Figure data in JSON
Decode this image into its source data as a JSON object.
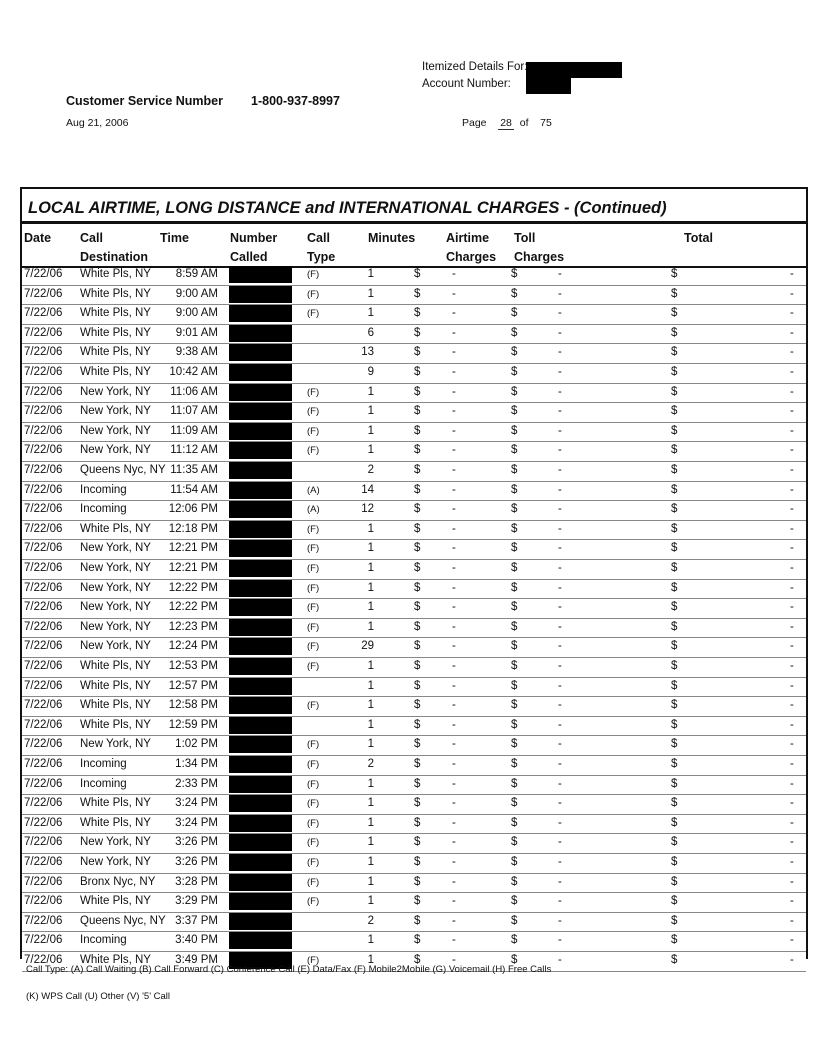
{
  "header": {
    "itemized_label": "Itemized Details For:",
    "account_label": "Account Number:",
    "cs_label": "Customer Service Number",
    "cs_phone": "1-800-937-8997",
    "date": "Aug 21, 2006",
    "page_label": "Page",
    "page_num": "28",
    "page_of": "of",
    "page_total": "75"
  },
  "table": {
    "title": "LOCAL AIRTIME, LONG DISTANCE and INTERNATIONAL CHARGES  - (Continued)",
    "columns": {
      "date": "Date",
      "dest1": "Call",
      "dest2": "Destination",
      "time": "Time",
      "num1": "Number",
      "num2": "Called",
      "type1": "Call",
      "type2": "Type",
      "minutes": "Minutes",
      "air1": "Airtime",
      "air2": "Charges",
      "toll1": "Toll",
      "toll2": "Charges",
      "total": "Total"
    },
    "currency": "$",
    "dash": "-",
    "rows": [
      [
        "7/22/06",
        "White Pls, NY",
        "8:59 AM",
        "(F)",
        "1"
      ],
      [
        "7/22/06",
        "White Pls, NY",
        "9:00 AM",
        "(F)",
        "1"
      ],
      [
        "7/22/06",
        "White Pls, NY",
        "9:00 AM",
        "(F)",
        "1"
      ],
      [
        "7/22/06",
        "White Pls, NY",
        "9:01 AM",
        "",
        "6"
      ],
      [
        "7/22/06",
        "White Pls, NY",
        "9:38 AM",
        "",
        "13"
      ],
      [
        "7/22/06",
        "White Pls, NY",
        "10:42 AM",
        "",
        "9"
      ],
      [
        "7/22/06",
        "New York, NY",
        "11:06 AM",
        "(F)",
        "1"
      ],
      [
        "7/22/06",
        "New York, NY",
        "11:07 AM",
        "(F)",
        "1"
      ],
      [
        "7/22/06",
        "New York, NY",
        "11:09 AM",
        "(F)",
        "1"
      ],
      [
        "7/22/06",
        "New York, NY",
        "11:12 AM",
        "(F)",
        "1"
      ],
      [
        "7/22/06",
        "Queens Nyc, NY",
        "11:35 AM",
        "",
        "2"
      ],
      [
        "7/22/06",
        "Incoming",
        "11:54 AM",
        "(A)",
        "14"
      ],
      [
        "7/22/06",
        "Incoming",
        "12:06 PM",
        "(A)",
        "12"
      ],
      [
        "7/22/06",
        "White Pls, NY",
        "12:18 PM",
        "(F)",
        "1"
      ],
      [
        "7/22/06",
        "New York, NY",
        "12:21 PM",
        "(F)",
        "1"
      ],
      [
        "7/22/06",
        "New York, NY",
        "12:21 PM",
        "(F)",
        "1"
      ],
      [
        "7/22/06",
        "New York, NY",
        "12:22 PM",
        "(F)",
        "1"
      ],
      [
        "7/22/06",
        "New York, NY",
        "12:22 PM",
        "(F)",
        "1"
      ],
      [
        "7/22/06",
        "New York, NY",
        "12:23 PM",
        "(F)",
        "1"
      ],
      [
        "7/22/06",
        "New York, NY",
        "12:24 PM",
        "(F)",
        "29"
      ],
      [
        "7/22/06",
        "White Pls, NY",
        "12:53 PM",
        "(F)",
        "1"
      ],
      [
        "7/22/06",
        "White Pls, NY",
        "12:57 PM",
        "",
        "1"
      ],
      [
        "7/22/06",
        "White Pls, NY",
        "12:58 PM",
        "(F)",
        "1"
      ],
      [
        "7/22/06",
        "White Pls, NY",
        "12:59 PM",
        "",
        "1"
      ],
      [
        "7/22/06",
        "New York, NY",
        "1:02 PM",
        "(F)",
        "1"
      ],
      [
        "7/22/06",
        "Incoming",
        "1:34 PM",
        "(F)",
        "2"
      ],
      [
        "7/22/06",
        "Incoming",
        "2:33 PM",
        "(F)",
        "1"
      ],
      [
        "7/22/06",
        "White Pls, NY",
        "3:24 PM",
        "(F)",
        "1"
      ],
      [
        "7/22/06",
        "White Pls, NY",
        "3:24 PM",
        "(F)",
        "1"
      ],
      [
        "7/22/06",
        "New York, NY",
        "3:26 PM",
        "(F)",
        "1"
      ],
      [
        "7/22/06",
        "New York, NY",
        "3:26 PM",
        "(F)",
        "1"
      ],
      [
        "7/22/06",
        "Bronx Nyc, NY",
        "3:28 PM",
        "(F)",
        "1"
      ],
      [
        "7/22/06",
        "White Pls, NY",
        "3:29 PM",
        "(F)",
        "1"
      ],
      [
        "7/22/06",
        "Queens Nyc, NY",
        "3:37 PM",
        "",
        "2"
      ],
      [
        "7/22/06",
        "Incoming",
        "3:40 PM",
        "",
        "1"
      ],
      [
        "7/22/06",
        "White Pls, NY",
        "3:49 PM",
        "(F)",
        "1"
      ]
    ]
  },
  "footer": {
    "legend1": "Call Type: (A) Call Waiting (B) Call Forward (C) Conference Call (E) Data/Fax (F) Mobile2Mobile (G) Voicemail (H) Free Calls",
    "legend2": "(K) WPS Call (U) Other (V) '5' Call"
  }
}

To be done -> Retype the entries word for word. Omit any images.

Written answer ->
Decode this image into its source data as a JSON object.
{
  "header": {
    "itemized_label": "Itemized Details For:",
    "account_label": "Account Number:",
    "cs_label": "Customer Service Number",
    "cs_phone": "1-800-937-8997",
    "date": "Aug 21, 2006",
    "page_label": "Page",
    "page_num": "28",
    "page_of": "of",
    "page_total": "75"
  },
  "table": {
    "title": "LOCAL AIRTIME, LONG DISTANCE and INTERNATIONAL CHARGES  - (Continued)",
    "columns": {
      "date": "Date",
      "dest1": "Call",
      "dest2": "Destination",
      "time": "Time",
      "num1": "Number",
      "num2": "Called",
      "type1": "Call",
      "type2": "Type",
      "minutes": "Minutes",
      "air1": "Airtime",
      "air2": "Charges",
      "toll1": "Toll",
      "toll2": "Charges",
      "total": "Total"
    },
    "currency": "$",
    "dash": "-",
    "rows": [
      [
        "7/22/06",
        "White Pls, NY",
        "8:59 AM",
        "(F)",
        "1"
      ],
      [
        "7/22/06",
        "White Pls, NY",
        "9:00 AM",
        "(F)",
        "1"
      ],
      [
        "7/22/06",
        "White Pls, NY",
        "9:00 AM",
        "(F)",
        "1"
      ],
      [
        "7/22/06",
        "White Pls, NY",
        "9:01 AM",
        "",
        "6"
      ],
      [
        "7/22/06",
        "White Pls, NY",
        "9:38 AM",
        "",
        "13"
      ],
      [
        "7/22/06",
        "White Pls, NY",
        "10:42 AM",
        "",
        "9"
      ],
      [
        "7/22/06",
        "New York, NY",
        "11:06 AM",
        "(F)",
        "1"
      ],
      [
        "7/22/06",
        "New York, NY",
        "11:07 AM",
        "(F)",
        "1"
      ],
      [
        "7/22/06",
        "New York, NY",
        "11:09 AM",
        "(F)",
        "1"
      ],
      [
        "7/22/06",
        "New York, NY",
        "11:12 AM",
        "(F)",
        "1"
      ],
      [
        "7/22/06",
        "Queens Nyc, NY",
        "11:35 AM",
        "",
        "2"
      ],
      [
        "7/22/06",
        "Incoming",
        "11:54 AM",
        "(A)",
        "14"
      ],
      [
        "7/22/06",
        "Incoming",
        "12:06 PM",
        "(A)",
        "12"
      ],
      [
        "7/22/06",
        "White Pls, NY",
        "12:18 PM",
        "(F)",
        "1"
      ],
      [
        "7/22/06",
        "New York, NY",
        "12:21 PM",
        "(F)",
        "1"
      ],
      [
        "7/22/06",
        "New York, NY",
        "12:21 PM",
        "(F)",
        "1"
      ],
      [
        "7/22/06",
        "New York, NY",
        "12:22 PM",
        "(F)",
        "1"
      ],
      [
        "7/22/06",
        "New York, NY",
        "12:22 PM",
        "(F)",
        "1"
      ],
      [
        "7/22/06",
        "New York, NY",
        "12:23 PM",
        "(F)",
        "1"
      ],
      [
        "7/22/06",
        "New York, NY",
        "12:24 PM",
        "(F)",
        "29"
      ],
      [
        "7/22/06",
        "White Pls, NY",
        "12:53 PM",
        "(F)",
        "1"
      ],
      [
        "7/22/06",
        "White Pls, NY",
        "12:57 PM",
        "",
        "1"
      ],
      [
        "7/22/06",
        "White Pls, NY",
        "12:58 PM",
        "(F)",
        "1"
      ],
      [
        "7/22/06",
        "White Pls, NY",
        "12:59 PM",
        "",
        "1"
      ],
      [
        "7/22/06",
        "New York, NY",
        "1:02 PM",
        "(F)",
        "1"
      ],
      [
        "7/22/06",
        "Incoming",
        "1:34 PM",
        "(F)",
        "2"
      ],
      [
        "7/22/06",
        "Incoming",
        "2:33 PM",
        "(F)",
        "1"
      ],
      [
        "7/22/06",
        "White Pls, NY",
        "3:24 PM",
        "(F)",
        "1"
      ],
      [
        "7/22/06",
        "White Pls, NY",
        "3:24 PM",
        "(F)",
        "1"
      ],
      [
        "7/22/06",
        "New York, NY",
        "3:26 PM",
        "(F)",
        "1"
      ],
      [
        "7/22/06",
        "New York, NY",
        "3:26 PM",
        "(F)",
        "1"
      ],
      [
        "7/22/06",
        "Bronx Nyc, NY",
        "3:28 PM",
        "(F)",
        "1"
      ],
      [
        "7/22/06",
        "White Pls, NY",
        "3:29 PM",
        "(F)",
        "1"
      ],
      [
        "7/22/06",
        "Queens Nyc, NY",
        "3:37 PM",
        "",
        "2"
      ],
      [
        "7/22/06",
        "Incoming",
        "3:40 PM",
        "",
        "1"
      ],
      [
        "7/22/06",
        "White Pls, NY",
        "3:49 PM",
        "(F)",
        "1"
      ]
    ]
  },
  "footer": {
    "legend1": "Call Type: (A) Call Waiting (B) Call Forward (C) Conference Call (E) Data/Fax (F) Mobile2Mobile (G) Voicemail (H) Free Calls",
    "legend2": "(K) WPS Call (U) Other (V) '5' Call"
  }
}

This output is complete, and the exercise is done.